> Stated exercise: Take from the listing each line that has the string "name".

┄┄┄┄┄┄┄┄┄┄┄┄┄┄┄┄┄┄┄┄

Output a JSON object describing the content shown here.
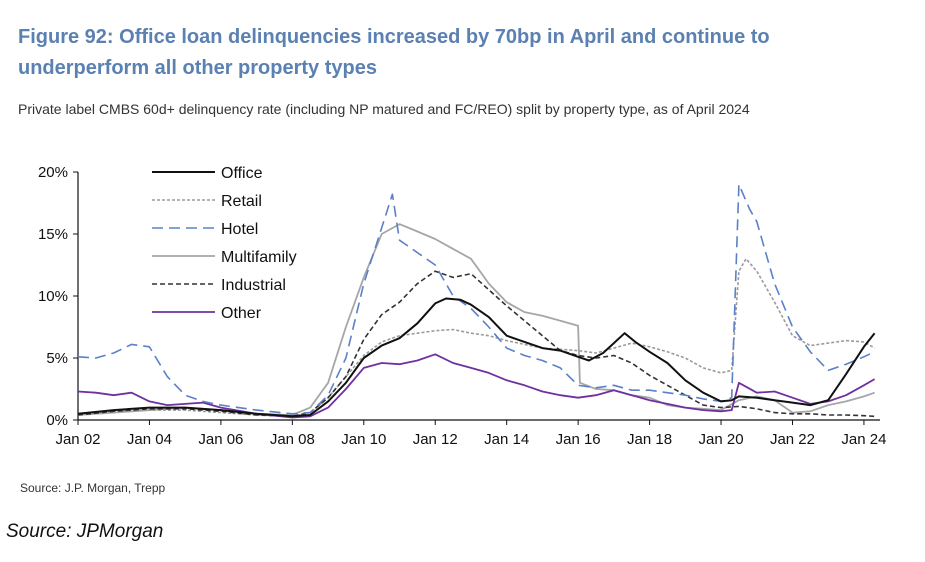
{
  "header": {
    "title": "Figure 92: Office loan delinquencies increased by 70bp in April and continue to underperform all other property types",
    "subtitle": "Private label CMBS 60d+ delinquency rate (including NP matured and FC/REO) split by property type, as of April 2024"
  },
  "footer": {
    "source_primary": "Source: J.P. Morgan, Trepp",
    "source_secondary": "Source: JPMorgan"
  },
  "chart_data": {
    "type": "line",
    "ylim": [
      0,
      20
    ],
    "xlim": [
      2002.0,
      2024.45
    ],
    "y_ticks": [
      {
        "value": 0,
        "label": "0%"
      },
      {
        "value": 5,
        "label": "5%"
      },
      {
        "value": 10,
        "label": "10%"
      },
      {
        "value": 15,
        "label": "15%"
      },
      {
        "value": 20,
        "label": "20%"
      }
    ],
    "x_ticks": [
      {
        "value": 2002,
        "label": "Jan 02"
      },
      {
        "value": 2004,
        "label": "Jan 04"
      },
      {
        "value": 2006,
        "label": "Jan 06"
      },
      {
        "value": 2008,
        "label": "Jan 08"
      },
      {
        "value": 2010,
        "label": "Jan 10"
      },
      {
        "value": 2012,
        "label": "Jan 12"
      },
      {
        "value": 2014,
        "label": "Jan 14"
      },
      {
        "value": 2016,
        "label": "Jan 16"
      },
      {
        "value": 2018,
        "label": "Jan 18"
      },
      {
        "value": 2020,
        "label": "Jan 20"
      },
      {
        "value": 2022,
        "label": "Jan 22"
      },
      {
        "value": 2024,
        "label": "Jan 24"
      }
    ],
    "grid": false,
    "legend_position": "top-left",
    "series": [
      {
        "name": "Office",
        "color": "#111111",
        "dash": "solid",
        "points": [
          [
            2002,
            0.5
          ],
          [
            2003,
            0.8
          ],
          [
            2004,
            1.0
          ],
          [
            2005,
            1.0
          ],
          [
            2006,
            0.8
          ],
          [
            2007,
            0.5
          ],
          [
            2008,
            0.3
          ],
          [
            2008.5,
            0.4
          ],
          [
            2009,
            1.5
          ],
          [
            2009.5,
            3.0
          ],
          [
            2010,
            5.0
          ],
          [
            2010.5,
            6.0
          ],
          [
            2011,
            6.6
          ],
          [
            2011.5,
            7.8
          ],
          [
            2012,
            9.4
          ],
          [
            2012.3,
            9.8
          ],
          [
            2012.7,
            9.7
          ],
          [
            2013,
            9.3
          ],
          [
            2013.5,
            8.3
          ],
          [
            2014,
            6.8
          ],
          [
            2014.5,
            6.3
          ],
          [
            2015,
            5.8
          ],
          [
            2015.5,
            5.6
          ],
          [
            2016,
            5.1
          ],
          [
            2016.3,
            4.8
          ],
          [
            2016.7,
            5.4
          ],
          [
            2017,
            6.2
          ],
          [
            2017.3,
            7.0
          ],
          [
            2017.6,
            6.3
          ],
          [
            2018,
            5.5
          ],
          [
            2018.5,
            4.6
          ],
          [
            2019,
            3.2
          ],
          [
            2019.5,
            2.2
          ],
          [
            2020,
            1.5
          ],
          [
            2020.3,
            1.6
          ],
          [
            2020.5,
            1.9
          ],
          [
            2021,
            1.8
          ],
          [
            2021.5,
            1.6
          ],
          [
            2022,
            1.4
          ],
          [
            2022.5,
            1.2
          ],
          [
            2023,
            1.6
          ],
          [
            2023.5,
            3.7
          ],
          [
            2024,
            5.9
          ],
          [
            2024.3,
            7.0
          ]
        ]
      },
      {
        "name": "Retail",
        "color": "#9a9a9a",
        "dash": "dotted",
        "points": [
          [
            2002,
            0.5
          ],
          [
            2003,
            0.7
          ],
          [
            2004,
            0.8
          ],
          [
            2005,
            0.8
          ],
          [
            2006,
            0.6
          ],
          [
            2007,
            0.4
          ],
          [
            2008,
            0.3
          ],
          [
            2008.5,
            0.6
          ],
          [
            2009,
            1.8
          ],
          [
            2009.5,
            3.5
          ],
          [
            2010,
            5.2
          ],
          [
            2010.5,
            6.3
          ],
          [
            2011,
            6.8
          ],
          [
            2011.5,
            7.0
          ],
          [
            2012,
            7.2
          ],
          [
            2012.5,
            7.3
          ],
          [
            2013,
            7.0
          ],
          [
            2013.5,
            6.8
          ],
          [
            2014,
            6.4
          ],
          [
            2014.5,
            6.1
          ],
          [
            2015,
            5.8
          ],
          [
            2015.5,
            5.7
          ],
          [
            2016,
            5.6
          ],
          [
            2016.5,
            5.4
          ],
          [
            2017,
            5.8
          ],
          [
            2017.5,
            6.2
          ],
          [
            2018,
            5.9
          ],
          [
            2018.5,
            5.5
          ],
          [
            2019,
            5.0
          ],
          [
            2019.5,
            4.2
          ],
          [
            2020,
            3.8
          ],
          [
            2020.3,
            4.0
          ],
          [
            2020.5,
            12.0
          ],
          [
            2020.7,
            13.0
          ],
          [
            2021,
            12.0
          ],
          [
            2021.5,
            9.5
          ],
          [
            2022,
            6.8
          ],
          [
            2022.5,
            6.0
          ],
          [
            2023,
            6.2
          ],
          [
            2023.5,
            6.4
          ],
          [
            2024,
            6.3
          ],
          [
            2024.3,
            5.8
          ]
        ]
      },
      {
        "name": "Hotel",
        "color": "#5b80c8",
        "dash": "longdash",
        "points": [
          [
            2002,
            5.1
          ],
          [
            2002.5,
            5.0
          ],
          [
            2003,
            5.4
          ],
          [
            2003.5,
            6.1
          ],
          [
            2004,
            5.9
          ],
          [
            2004.5,
            3.5
          ],
          [
            2005,
            2.0
          ],
          [
            2005.5,
            1.5
          ],
          [
            2006,
            1.2
          ],
          [
            2007,
            0.8
          ],
          [
            2008,
            0.5
          ],
          [
            2008.5,
            0.6
          ],
          [
            2009,
            2.0
          ],
          [
            2009.5,
            5.0
          ],
          [
            2010,
            11.0
          ],
          [
            2010.5,
            15.5
          ],
          [
            2010.8,
            18.2
          ],
          [
            2011,
            14.5
          ],
          [
            2011.5,
            13.5
          ],
          [
            2012,
            12.5
          ],
          [
            2012.5,
            10.0
          ],
          [
            2013,
            9.0
          ],
          [
            2013.5,
            7.5
          ],
          [
            2014,
            5.8
          ],
          [
            2014.5,
            5.2
          ],
          [
            2015,
            4.8
          ],
          [
            2015.5,
            4.2
          ],
          [
            2016,
            2.8
          ],
          [
            2016.5,
            2.6
          ],
          [
            2017,
            2.8
          ],
          [
            2017.5,
            2.4
          ],
          [
            2018,
            2.4
          ],
          [
            2018.5,
            2.2
          ],
          [
            2019,
            2.0
          ],
          [
            2019.5,
            1.7
          ],
          [
            2020,
            1.5
          ],
          [
            2020.3,
            1.8
          ],
          [
            2020.5,
            19.0
          ],
          [
            2020.8,
            17.0
          ],
          [
            2021,
            16.0
          ],
          [
            2021.5,
            11.0
          ],
          [
            2022,
            7.5
          ],
          [
            2022.5,
            5.5
          ],
          [
            2023,
            4.0
          ],
          [
            2023.5,
            4.5
          ],
          [
            2024,
            5.1
          ],
          [
            2024.3,
            5.5
          ]
        ]
      },
      {
        "name": "Multifamily",
        "color": "#a6a6a6",
        "dash": "solid",
        "points": [
          [
            2002,
            0.4
          ],
          [
            2003,
            0.6
          ],
          [
            2004,
            0.8
          ],
          [
            2005,
            1.0
          ],
          [
            2006,
            0.8
          ],
          [
            2007,
            0.5
          ],
          [
            2008,
            0.4
          ],
          [
            2008.5,
            1.0
          ],
          [
            2009,
            3.0
          ],
          [
            2009.5,
            7.5
          ],
          [
            2010,
            11.5
          ],
          [
            2010.5,
            15.0
          ],
          [
            2011,
            15.8
          ],
          [
            2011.5,
            15.2
          ],
          [
            2012,
            14.6
          ],
          [
            2012.5,
            13.8
          ],
          [
            2013,
            13.0
          ],
          [
            2013.5,
            11.0
          ],
          [
            2014,
            9.5
          ],
          [
            2014.5,
            8.7
          ],
          [
            2015,
            8.4
          ],
          [
            2015.5,
            8.0
          ],
          [
            2016,
            7.6
          ],
          [
            2016.05,
            3.0
          ],
          [
            2016.5,
            2.5
          ],
          [
            2017,
            2.4
          ],
          [
            2017.5,
            2.0
          ],
          [
            2018,
            1.8
          ],
          [
            2018.5,
            1.2
          ],
          [
            2019,
            1.0
          ],
          [
            2019.5,
            0.9
          ],
          [
            2020,
            0.8
          ],
          [
            2020.5,
            1.6
          ],
          [
            2021,
            1.9
          ],
          [
            2021.5,
            1.6
          ],
          [
            2022,
            0.6
          ],
          [
            2022.5,
            0.7
          ],
          [
            2023,
            1.2
          ],
          [
            2023.5,
            1.5
          ],
          [
            2024,
            1.9
          ],
          [
            2024.3,
            2.2
          ]
        ]
      },
      {
        "name": "Industrial",
        "color": "#333333",
        "dash": "dashed",
        "points": [
          [
            2002,
            0.4
          ],
          [
            2003,
            0.7
          ],
          [
            2004,
            0.9
          ],
          [
            2005,
            0.9
          ],
          [
            2006,
            0.7
          ],
          [
            2007,
            0.4
          ],
          [
            2008,
            0.3
          ],
          [
            2008.5,
            0.6
          ],
          [
            2009,
            1.8
          ],
          [
            2009.5,
            3.5
          ],
          [
            2010,
            6.5
          ],
          [
            2010.5,
            8.5
          ],
          [
            2011,
            9.5
          ],
          [
            2011.5,
            11.0
          ],
          [
            2012,
            12.0
          ],
          [
            2012.5,
            11.5
          ],
          [
            2013,
            11.8
          ],
          [
            2013.5,
            10.5
          ],
          [
            2014,
            9.2
          ],
          [
            2014.5,
            8.0
          ],
          [
            2015,
            6.8
          ],
          [
            2015.5,
            5.6
          ],
          [
            2016,
            5.2
          ],
          [
            2016.5,
            5.0
          ],
          [
            2017,
            5.2
          ],
          [
            2017.5,
            4.6
          ],
          [
            2018,
            3.6
          ],
          [
            2018.5,
            2.8
          ],
          [
            2019,
            2.0
          ],
          [
            2019.5,
            1.2
          ],
          [
            2020,
            1.0
          ],
          [
            2020.5,
            1.1
          ],
          [
            2021,
            0.9
          ],
          [
            2021.5,
            0.6
          ],
          [
            2022,
            0.5
          ],
          [
            2022.5,
            0.5
          ],
          [
            2023,
            0.4
          ],
          [
            2023.5,
            0.4
          ],
          [
            2024,
            0.35
          ],
          [
            2024.3,
            0.3
          ]
        ]
      },
      {
        "name": "Other",
        "color": "#7030a0",
        "dash": "solid",
        "points": [
          [
            2002,
            2.3
          ],
          [
            2002.5,
            2.2
          ],
          [
            2003,
            2.0
          ],
          [
            2003.5,
            2.2
          ],
          [
            2004,
            1.5
          ],
          [
            2004.5,
            1.2
          ],
          [
            2005,
            1.3
          ],
          [
            2005.5,
            1.4
          ],
          [
            2006,
            1.0
          ],
          [
            2007,
            0.5
          ],
          [
            2008,
            0.2
          ],
          [
            2008.5,
            0.3
          ],
          [
            2009,
            1.0
          ],
          [
            2009.5,
            2.5
          ],
          [
            2010,
            4.2
          ],
          [
            2010.5,
            4.6
          ],
          [
            2011,
            4.5
          ],
          [
            2011.5,
            4.8
          ],
          [
            2012,
            5.3
          ],
          [
            2012.5,
            4.6
          ],
          [
            2013,
            4.2
          ],
          [
            2013.5,
            3.8
          ],
          [
            2014,
            3.2
          ],
          [
            2014.5,
            2.8
          ],
          [
            2015,
            2.3
          ],
          [
            2015.5,
            2.0
          ],
          [
            2016,
            1.8
          ],
          [
            2016.5,
            2.0
          ],
          [
            2017,
            2.4
          ],
          [
            2017.5,
            2.0
          ],
          [
            2018,
            1.6
          ],
          [
            2018.5,
            1.3
          ],
          [
            2019,
            1.0
          ],
          [
            2019.5,
            0.8
          ],
          [
            2020,
            0.7
          ],
          [
            2020.3,
            0.8
          ],
          [
            2020.5,
            3.0
          ],
          [
            2021,
            2.2
          ],
          [
            2021.5,
            2.3
          ],
          [
            2022,
            1.8
          ],
          [
            2022.5,
            1.3
          ],
          [
            2023,
            1.5
          ],
          [
            2023.5,
            2.0
          ],
          [
            2024,
            2.8
          ],
          [
            2024.3,
            3.3
          ]
        ]
      }
    ]
  }
}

┄┄┄┄┄┄┄┄┄┄┄┄┄┄┄┄┄┄┄┄

> Answer in full:
        "name": "Office",
        "name": "Retail",
        "name": "Hotel",
        "name": "Multifamily",
        "name": "Industrial",
        "name": "Other",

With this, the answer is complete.